# GIVEN INSTRUCTION
Return the whole listing, line for line, without the pictures in it.

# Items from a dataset
»»

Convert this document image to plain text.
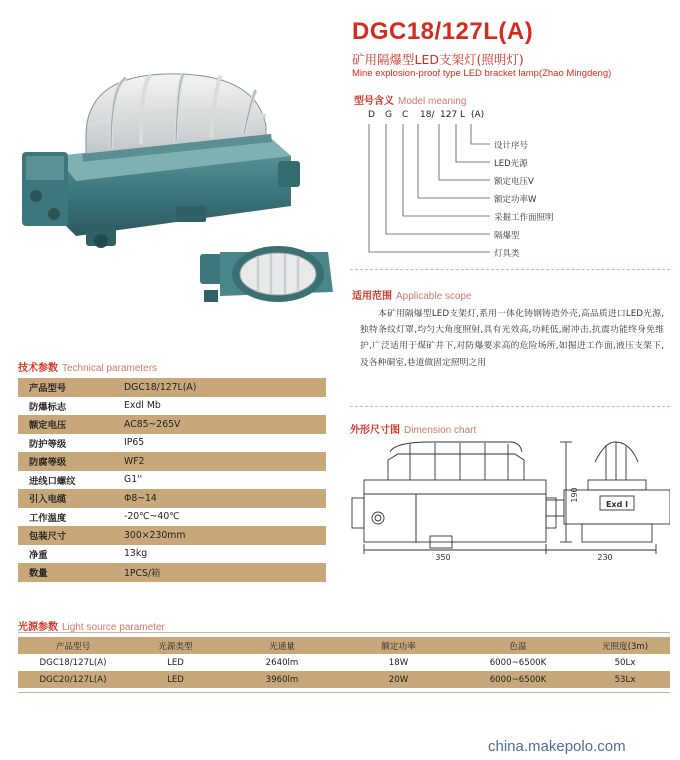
DGC18/127L(A)
矿用隔爆型LED支架灯(照明灯)
Mine explosion-proof type LED bracket lamp(Zhao Mingdeng)
型号含义 Model meaning
D G C 18/ 127 L (A)
设计序号
LED光源
额定电压V
额定功率W
采掘工作面照明
隔爆型
灯具类
适用范围 Applicable scope
本矿用隔爆型LED支架灯,系用一体化铸钢铸造外壳,高品质进口LED光源,独特条纹灯罩,均匀大角度照射,具有光效高,功耗低,耐冲击,抗震功能终身免维护,广泛适用于煤矿井下,对防爆要求高的危险场所,如掘进工作面,液压支架下,及各种硐室,巷道做固定照明之用
外形尺寸图 Dimension chart
350
190
230
Exd I
技术参数 Technical parameters
产品型号	DGC18/127L(A)
防爆标志	Exdl Mb
额定电压	AC85~265V
防护等级	IP65
防腐等级	WF2
进线口螺纹	G1''
引入电缆	Φ8~14
工作温度	-20℃~40℃
包装尺寸	300×230mm
净重	13kg
数量	1PCS/箱
光源参数 Light source parameter
产品型号	光源类型	光通量	额定功率	色温	光照度(3m)
DGC18/127L(A)	LED	2640lm	18W	6000~6500K	50Lx
DGC20/127L(A)	LED	3960lm	20W	6000~6500K	53Lx
china.makepolo.com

««

# EXERCISE RESPONSE
Convert this document image to plain text.
DGC18/127L(A)
矿用隔爆型LED支架灯(照明灯)
Mine explosion-proof type LED bracket lamp(Zhao Mingdeng)
型号含义 Model meaning
D G C 18/ 127 L (A)
设计序号
LED光源
额定电压V
额定功率W
采掘工作面照明
隔爆型
灯具类
适用范围 Applicable scope
本矿用隔爆型LED支架灯,系用一体化铸钢铸造外壳,高品质进口LED光源,独特条纹灯罩,均匀大角度照射,具有光效高,功耗低,耐冲击,抗震功能终身免维护,广泛适用于煤矿井下,对防爆要求高的危险场所,如掘进工作面,液压支架下,及各种硐室,巷道做固定照明之用
外形尺寸图 Dimension chart
350
190
230
Exd I
技术参数 Technical parameters
产品型号	DGC18/127L(A)
防爆标志	Exdl Mb
额定电压	AC85~265V
防护等级	IP65
防腐等级	WF2
进线口螺纹	G1''
引入电缆	Φ8~14
工作温度	-20℃~40℃
包装尺寸	300×230mm
净重	13kg
数量	1PCS/箱
光源参数 Light source parameter
产品型号	光源类型	光通量	额定功率	色温	光照度(3m)
DGC18/127L(A)	LED	2640lm	18W	6000~6500K	50Lx
DGC20/127L(A)	LED	3960lm	20W	6000~6500K	53Lx
china.makepolo.com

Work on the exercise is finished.